<<<<
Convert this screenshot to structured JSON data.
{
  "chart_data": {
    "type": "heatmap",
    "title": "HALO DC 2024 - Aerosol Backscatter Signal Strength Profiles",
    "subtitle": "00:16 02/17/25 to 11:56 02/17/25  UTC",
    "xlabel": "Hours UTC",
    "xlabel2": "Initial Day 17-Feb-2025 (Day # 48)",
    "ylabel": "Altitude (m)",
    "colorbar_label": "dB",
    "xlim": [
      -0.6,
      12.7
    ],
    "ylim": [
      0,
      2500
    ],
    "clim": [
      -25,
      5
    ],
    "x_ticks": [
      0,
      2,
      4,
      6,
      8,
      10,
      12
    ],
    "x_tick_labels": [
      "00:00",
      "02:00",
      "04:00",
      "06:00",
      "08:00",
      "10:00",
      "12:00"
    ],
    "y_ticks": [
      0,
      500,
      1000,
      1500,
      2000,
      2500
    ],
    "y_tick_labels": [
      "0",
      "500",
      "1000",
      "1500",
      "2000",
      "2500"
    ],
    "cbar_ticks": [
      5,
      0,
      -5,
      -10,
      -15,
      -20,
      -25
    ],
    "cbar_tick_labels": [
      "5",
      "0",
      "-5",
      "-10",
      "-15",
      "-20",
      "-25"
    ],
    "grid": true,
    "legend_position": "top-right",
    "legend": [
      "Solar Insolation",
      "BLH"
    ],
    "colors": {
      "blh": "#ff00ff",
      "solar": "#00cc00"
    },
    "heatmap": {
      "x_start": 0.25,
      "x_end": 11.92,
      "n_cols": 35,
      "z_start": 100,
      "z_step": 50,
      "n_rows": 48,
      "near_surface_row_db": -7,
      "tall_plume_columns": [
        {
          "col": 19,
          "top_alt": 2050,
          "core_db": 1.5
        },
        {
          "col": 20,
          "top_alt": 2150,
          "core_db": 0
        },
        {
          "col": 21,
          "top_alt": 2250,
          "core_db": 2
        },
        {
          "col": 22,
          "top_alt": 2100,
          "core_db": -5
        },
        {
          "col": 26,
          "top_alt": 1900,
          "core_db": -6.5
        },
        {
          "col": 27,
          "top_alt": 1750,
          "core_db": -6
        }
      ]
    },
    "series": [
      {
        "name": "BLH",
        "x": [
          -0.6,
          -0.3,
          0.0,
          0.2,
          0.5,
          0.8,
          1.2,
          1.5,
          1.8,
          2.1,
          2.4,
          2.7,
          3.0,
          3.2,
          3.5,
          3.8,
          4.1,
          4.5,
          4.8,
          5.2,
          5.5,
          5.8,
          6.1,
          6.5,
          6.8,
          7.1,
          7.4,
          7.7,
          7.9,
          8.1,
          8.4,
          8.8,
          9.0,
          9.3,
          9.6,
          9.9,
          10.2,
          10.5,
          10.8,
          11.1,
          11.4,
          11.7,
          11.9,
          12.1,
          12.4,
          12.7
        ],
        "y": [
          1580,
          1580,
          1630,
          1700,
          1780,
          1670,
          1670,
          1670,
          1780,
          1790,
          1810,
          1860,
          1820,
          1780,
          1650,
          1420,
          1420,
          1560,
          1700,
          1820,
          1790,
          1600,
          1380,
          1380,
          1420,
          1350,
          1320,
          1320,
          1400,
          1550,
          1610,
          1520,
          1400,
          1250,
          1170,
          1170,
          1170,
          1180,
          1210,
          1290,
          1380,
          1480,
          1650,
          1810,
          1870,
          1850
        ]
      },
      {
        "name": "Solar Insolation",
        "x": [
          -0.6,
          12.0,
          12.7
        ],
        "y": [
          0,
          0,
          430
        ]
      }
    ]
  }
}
>>>>
DIRECTIVE
Transcribe all of the lines in the records precisely.

FULL ANSWER
Convert this screenshot to structured JSON data.
{
  "chart_data": {
    "type": "heatmap",
    "title": "HALO DC 2024 - Aerosol Backscatter Signal Strength Profiles",
    "subtitle": "00:16 02/17/25 to 11:56 02/17/25  UTC",
    "xlabel": "Hours UTC",
    "xlabel2": "Initial Day 17-Feb-2025 (Day # 48)",
    "ylabel": "Altitude (m)",
    "colorbar_label": "dB",
    "xlim": [
      -0.6,
      12.7
    ],
    "ylim": [
      0,
      2500
    ],
    "clim": [
      -25,
      5
    ],
    "x_ticks": [
      0,
      2,
      4,
      6,
      8,
      10,
      12
    ],
    "x_tick_labels": [
      "00:00",
      "02:00",
      "04:00",
      "06:00",
      "08:00",
      "10:00",
      "12:00"
    ],
    "y_ticks": [
      0,
      500,
      1000,
      1500,
      2000,
      2500
    ],
    "y_tick_labels": [
      "0",
      "500",
      "1000",
      "1500",
      "2000",
      "2500"
    ],
    "cbar_ticks": [
      5,
      0,
      -5,
      -10,
      -15,
      -20,
      -25
    ],
    "cbar_tick_labels": [
      "5",
      "0",
      "-5",
      "-10",
      "-15",
      "-20",
      "-25"
    ],
    "grid": true,
    "legend_position": "top-right",
    "legend": [
      "Solar Insolation",
      "BLH"
    ],
    "colors": {
      "blh": "#ff00ff",
      "solar": "#00cc00"
    },
    "heatmap": {
      "x_start": 0.25,
      "x_end": 11.92,
      "n_cols": 35,
      "z_start": 100,
      "z_step": 50,
      "n_rows": 48,
      "near_surface_row_db": -7,
      "tall_plume_columns": [
        {
          "col": 19,
          "top_alt": 2050,
          "core_db": 1.5
        },
        {
          "col": 20,
          "top_alt": 2150,
          "core_db": 0
        },
        {
          "col": 21,
          "top_alt": 2250,
          "core_db": 2
        },
        {
          "col": 22,
          "top_alt": 2100,
          "core_db": -5
        },
        {
          "col": 26,
          "top_alt": 1900,
          "core_db": -6.5
        },
        {
          "col": 27,
          "top_alt": 1750,
          "core_db": -6
        }
      ]
    },
    "series": [
      {
        "name": "BLH",
        "x": [
          -0.6,
          -0.3,
          0.0,
          0.2,
          0.5,
          0.8,
          1.2,
          1.5,
          1.8,
          2.1,
          2.4,
          2.7,
          3.0,
          3.2,
          3.5,
          3.8,
          4.1,
          4.5,
          4.8,
          5.2,
          5.5,
          5.8,
          6.1,
          6.5,
          6.8,
          7.1,
          7.4,
          7.7,
          7.9,
          8.1,
          8.4,
          8.8,
          9.0,
          9.3,
          9.6,
          9.9,
          10.2,
          10.5,
          10.8,
          11.1,
          11.4,
          11.7,
          11.9,
          12.1,
          12.4,
          12.7
        ],
        "y": [
          1580,
          1580,
          1630,
          1700,
          1780,
          1670,
          1670,
          1670,
          1780,
          1790,
          1810,
          1860,
          1820,
          1780,
          1650,
          1420,
          1420,
          1560,
          1700,
          1820,
          1790,
          1600,
          1380,
          1380,
          1420,
          1350,
          1320,
          1320,
          1400,
          1550,
          1610,
          1520,
          1400,
          1250,
          1170,
          1170,
          1170,
          1180,
          1210,
          1290,
          1380,
          1480,
          1650,
          1810,
          1870,
          1850
        ]
      },
      {
        "name": "Solar Insolation",
        "x": [
          -0.6,
          12.0,
          12.7
        ],
        "y": [
          0,
          0,
          430
        ]
      }
    ]
  }
}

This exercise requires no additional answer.